[What to do] Without the pictures, can you quote each line below exactly?

[Provided information]
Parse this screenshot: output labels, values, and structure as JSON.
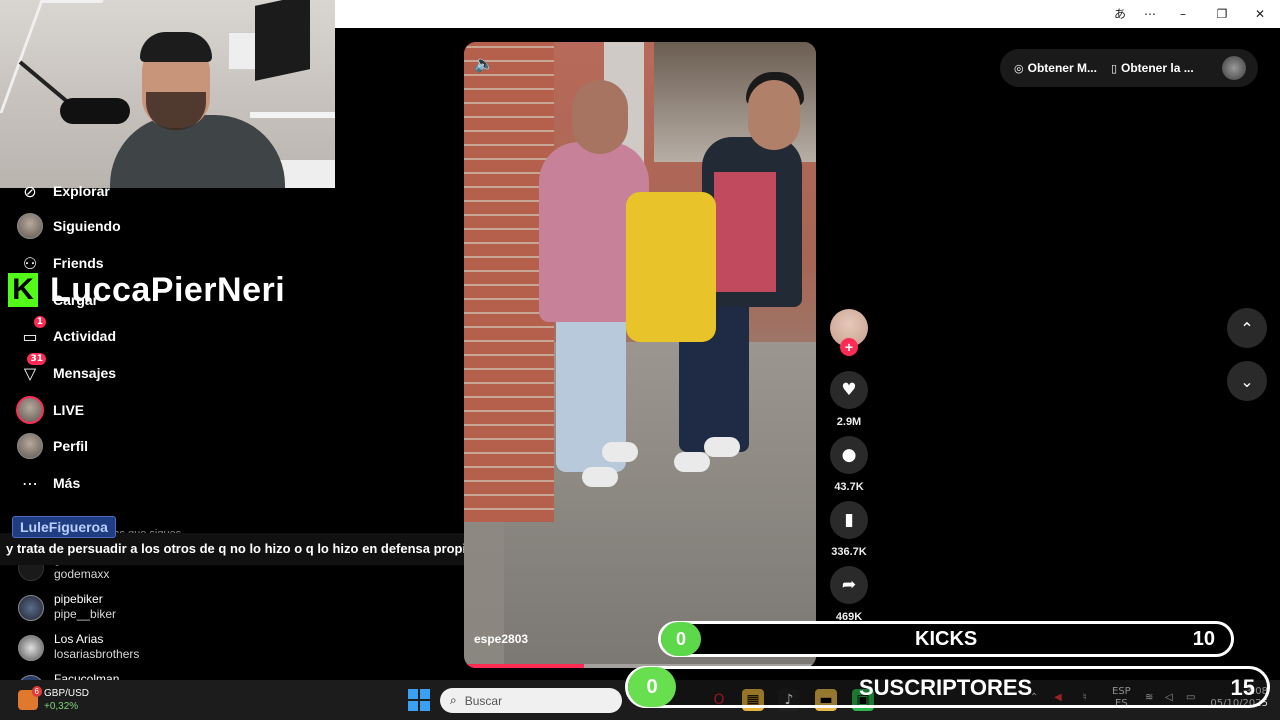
{
  "window": {
    "translate_icon": "translate-icon",
    "more_icon": "more-horizontal-icon",
    "minimize_icon": "minimize-icon",
    "restore_icon": "restore-icon",
    "close_icon": "close-icon"
  },
  "sidebar": {
    "items": [
      {
        "label": "Explorar",
        "icon": "compass-icon"
      },
      {
        "label": "Siguiendo",
        "icon": "following-avatar"
      },
      {
        "label": "Friends",
        "icon": "friends-icon"
      },
      {
        "label": "Cargar",
        "icon": "upload-icon"
      },
      {
        "label": "Actividad",
        "icon": "activity-icon",
        "badge": "1"
      },
      {
        "label": "Mensajes",
        "icon": "send-icon",
        "badge": "31"
      },
      {
        "label": "LIVE",
        "icon": "live-avatar"
      },
      {
        "label": "Perfil",
        "icon": "profile-avatar"
      },
      {
        "label": "Más",
        "icon": "more-icon"
      }
    ],
    "following_header": "Cuentas que sigues",
    "following": [
      {
        "display": "godemax",
        "handle": "godemaxx"
      },
      {
        "display": "pipebiker",
        "handle": "pipe__biker"
      },
      {
        "display": "Los Arias",
        "handle": "losariasbrothers"
      },
      {
        "display": "Facucolman",
        "handle": ""
      }
    ]
  },
  "overlay": {
    "brand_letter": "K",
    "streamer_name": "LuccaPierNeri",
    "chat_user": "LuleFigueroa",
    "chat_message": "y trata de persuadir a los otros de q no lo hizo o q lo hizo en defensa propia",
    "kicks_label": "KICKS",
    "kicks_current": "0",
    "kicks_goal": "10",
    "subs_label": "SUSCRIPTORES",
    "subs_current": "0",
    "subs_goal": "15"
  },
  "video": {
    "author": "espe2803",
    "progress": 0.34,
    "volume_icon": "volume-icon"
  },
  "actions": {
    "likes": "2.9M",
    "comments": "43.7K",
    "saves": "336.7K",
    "shares": "469K"
  },
  "top_pill": {
    "get_app_1": "Obtener M...",
    "get_app_2": "Obtener la ..."
  },
  "taskbar": {
    "widget_title": "GBP/USD",
    "widget_change": "+0,32%",
    "widget_badge": "6",
    "search_placeholder": "Buscar",
    "lang_1": "ESP",
    "lang_2": "ES",
    "time": "3:08",
    "date": "05/10/2025"
  },
  "colors": {
    "accent": "#fe2c55",
    "kick_green": "#53fc18",
    "goal_green": "#5dd84a"
  }
}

[Reply to the task]
Parse this screenshot: output labels, values, and structure as JSON.
{
  "window": {
    "translate_icon": "translate-icon",
    "more_icon": "more-horizontal-icon",
    "minimize_icon": "minimize-icon",
    "restore_icon": "restore-icon",
    "close_icon": "close-icon"
  },
  "sidebar": {
    "items": [
      {
        "label": "Explorar",
        "icon": "compass-icon"
      },
      {
        "label": "Siguiendo",
        "icon": "following-avatar"
      },
      {
        "label": "Friends",
        "icon": "friends-icon"
      },
      {
        "label": "Cargar",
        "icon": "upload-icon"
      },
      {
        "label": "Actividad",
        "icon": "activity-icon",
        "badge": "1"
      },
      {
        "label": "Mensajes",
        "icon": "send-icon",
        "badge": "31"
      },
      {
        "label": "LIVE",
        "icon": "live-avatar"
      },
      {
        "label": "Perfil",
        "icon": "profile-avatar"
      },
      {
        "label": "Más",
        "icon": "more-icon"
      }
    ],
    "following_header": "Cuentas que sigues",
    "following": [
      {
        "display": "godemax",
        "handle": "godemaxx"
      },
      {
        "display": "pipebiker",
        "handle": "pipe__biker"
      },
      {
        "display": "Los Arias",
        "handle": "losariasbrothers"
      },
      {
        "display": "Facucolman",
        "handle": ""
      }
    ]
  },
  "overlay": {
    "brand_letter": "K",
    "streamer_name": "LuccaPierNeri",
    "chat_user": "LuleFigueroa",
    "chat_message": "y trata de persuadir a los otros de q no lo hizo o q lo hizo en defensa propia",
    "kicks_label": "KICKS",
    "kicks_current": "0",
    "kicks_goal": "10",
    "subs_label": "SUSCRIPTORES",
    "subs_current": "0",
    "subs_goal": "15"
  },
  "video": {
    "author": "espe2803",
    "progress": 0.34,
    "volume_icon": "volume-icon"
  },
  "actions": {
    "likes": "2.9M",
    "comments": "43.7K",
    "saves": "336.7K",
    "shares": "469K"
  },
  "top_pill": {
    "get_app_1": "Obtener M...",
    "get_app_2": "Obtener la ..."
  },
  "taskbar": {
    "widget_title": "GBP/USD",
    "widget_change": "+0,32%",
    "widget_badge": "6",
    "search_placeholder": "Buscar",
    "lang_1": "ESP",
    "lang_2": "ES",
    "time": "3:08",
    "date": "05/10/2025"
  },
  "colors": {
    "accent": "#fe2c55",
    "kick_green": "#53fc18",
    "goal_green": "#5dd84a"
  }
}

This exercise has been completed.